- _Short exercise_
Give every line from the entries that contains "tech".

* start Stored records *

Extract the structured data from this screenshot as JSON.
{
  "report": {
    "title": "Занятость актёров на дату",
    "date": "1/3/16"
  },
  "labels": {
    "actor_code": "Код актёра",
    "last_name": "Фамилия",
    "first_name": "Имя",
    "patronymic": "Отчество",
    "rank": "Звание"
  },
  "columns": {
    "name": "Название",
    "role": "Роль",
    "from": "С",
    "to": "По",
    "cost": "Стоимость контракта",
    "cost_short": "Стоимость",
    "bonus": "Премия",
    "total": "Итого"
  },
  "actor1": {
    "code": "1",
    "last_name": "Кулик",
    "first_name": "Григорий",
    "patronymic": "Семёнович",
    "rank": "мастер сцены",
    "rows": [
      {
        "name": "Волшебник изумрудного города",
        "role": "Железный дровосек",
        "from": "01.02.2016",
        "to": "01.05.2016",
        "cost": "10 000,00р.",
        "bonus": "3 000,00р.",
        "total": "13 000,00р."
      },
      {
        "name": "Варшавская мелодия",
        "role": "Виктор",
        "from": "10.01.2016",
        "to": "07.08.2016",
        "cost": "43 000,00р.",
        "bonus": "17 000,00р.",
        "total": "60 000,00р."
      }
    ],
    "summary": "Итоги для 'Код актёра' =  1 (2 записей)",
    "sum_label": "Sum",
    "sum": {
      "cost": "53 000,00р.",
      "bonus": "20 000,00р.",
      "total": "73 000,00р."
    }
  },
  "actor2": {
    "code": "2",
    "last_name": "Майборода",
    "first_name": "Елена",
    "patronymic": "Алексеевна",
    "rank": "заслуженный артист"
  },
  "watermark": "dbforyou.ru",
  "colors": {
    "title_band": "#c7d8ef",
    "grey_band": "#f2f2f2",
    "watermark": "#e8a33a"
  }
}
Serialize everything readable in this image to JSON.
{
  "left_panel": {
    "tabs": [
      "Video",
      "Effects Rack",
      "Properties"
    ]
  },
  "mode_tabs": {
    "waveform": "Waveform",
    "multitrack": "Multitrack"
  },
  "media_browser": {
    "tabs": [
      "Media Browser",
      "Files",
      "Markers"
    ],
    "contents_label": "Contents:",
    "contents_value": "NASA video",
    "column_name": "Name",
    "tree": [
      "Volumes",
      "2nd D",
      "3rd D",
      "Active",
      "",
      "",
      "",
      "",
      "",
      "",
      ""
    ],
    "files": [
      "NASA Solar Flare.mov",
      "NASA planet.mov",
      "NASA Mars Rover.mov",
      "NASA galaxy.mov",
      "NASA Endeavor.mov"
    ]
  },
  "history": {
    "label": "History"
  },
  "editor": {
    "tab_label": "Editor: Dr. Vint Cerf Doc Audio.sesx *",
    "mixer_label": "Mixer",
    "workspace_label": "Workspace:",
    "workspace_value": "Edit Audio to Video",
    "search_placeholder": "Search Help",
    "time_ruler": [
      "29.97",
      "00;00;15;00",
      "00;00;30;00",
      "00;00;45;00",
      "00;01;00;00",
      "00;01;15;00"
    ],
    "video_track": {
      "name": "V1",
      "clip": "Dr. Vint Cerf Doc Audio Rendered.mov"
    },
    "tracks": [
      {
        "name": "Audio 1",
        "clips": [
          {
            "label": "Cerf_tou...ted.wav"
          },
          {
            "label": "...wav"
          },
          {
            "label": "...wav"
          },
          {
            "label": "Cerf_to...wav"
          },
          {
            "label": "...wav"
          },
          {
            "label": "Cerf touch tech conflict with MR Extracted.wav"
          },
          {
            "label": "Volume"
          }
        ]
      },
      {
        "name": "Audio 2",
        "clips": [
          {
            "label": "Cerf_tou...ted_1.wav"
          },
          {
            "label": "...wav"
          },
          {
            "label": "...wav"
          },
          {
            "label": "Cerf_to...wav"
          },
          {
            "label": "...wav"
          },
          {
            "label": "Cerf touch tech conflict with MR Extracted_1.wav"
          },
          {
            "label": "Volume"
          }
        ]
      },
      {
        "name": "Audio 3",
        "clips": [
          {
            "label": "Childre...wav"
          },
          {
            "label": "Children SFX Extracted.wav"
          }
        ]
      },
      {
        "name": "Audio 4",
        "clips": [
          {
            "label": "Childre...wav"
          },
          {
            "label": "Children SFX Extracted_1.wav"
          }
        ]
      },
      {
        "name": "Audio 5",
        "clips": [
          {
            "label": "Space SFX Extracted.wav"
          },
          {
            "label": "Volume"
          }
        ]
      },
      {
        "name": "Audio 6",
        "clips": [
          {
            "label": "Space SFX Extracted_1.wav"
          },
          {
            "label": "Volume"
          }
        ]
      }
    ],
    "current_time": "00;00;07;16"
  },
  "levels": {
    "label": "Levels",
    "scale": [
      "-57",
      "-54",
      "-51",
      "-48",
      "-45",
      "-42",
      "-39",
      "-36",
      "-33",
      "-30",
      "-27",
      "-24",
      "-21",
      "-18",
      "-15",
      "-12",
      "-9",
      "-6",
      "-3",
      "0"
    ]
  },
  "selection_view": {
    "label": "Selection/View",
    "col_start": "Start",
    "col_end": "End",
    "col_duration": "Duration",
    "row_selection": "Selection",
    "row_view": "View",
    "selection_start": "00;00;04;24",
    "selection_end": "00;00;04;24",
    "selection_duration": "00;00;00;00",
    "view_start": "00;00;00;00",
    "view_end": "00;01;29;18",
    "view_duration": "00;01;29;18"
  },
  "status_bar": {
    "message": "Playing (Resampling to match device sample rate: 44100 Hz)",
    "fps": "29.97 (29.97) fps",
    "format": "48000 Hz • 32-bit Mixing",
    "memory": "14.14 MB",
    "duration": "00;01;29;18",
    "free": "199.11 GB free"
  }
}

* end Stored records *

- _Task solution_
            "label": "Cerf touch tech conflict with MR Extracted.wav"
            "label": "Cerf touch tech conflict with MR Extracted_1.wav"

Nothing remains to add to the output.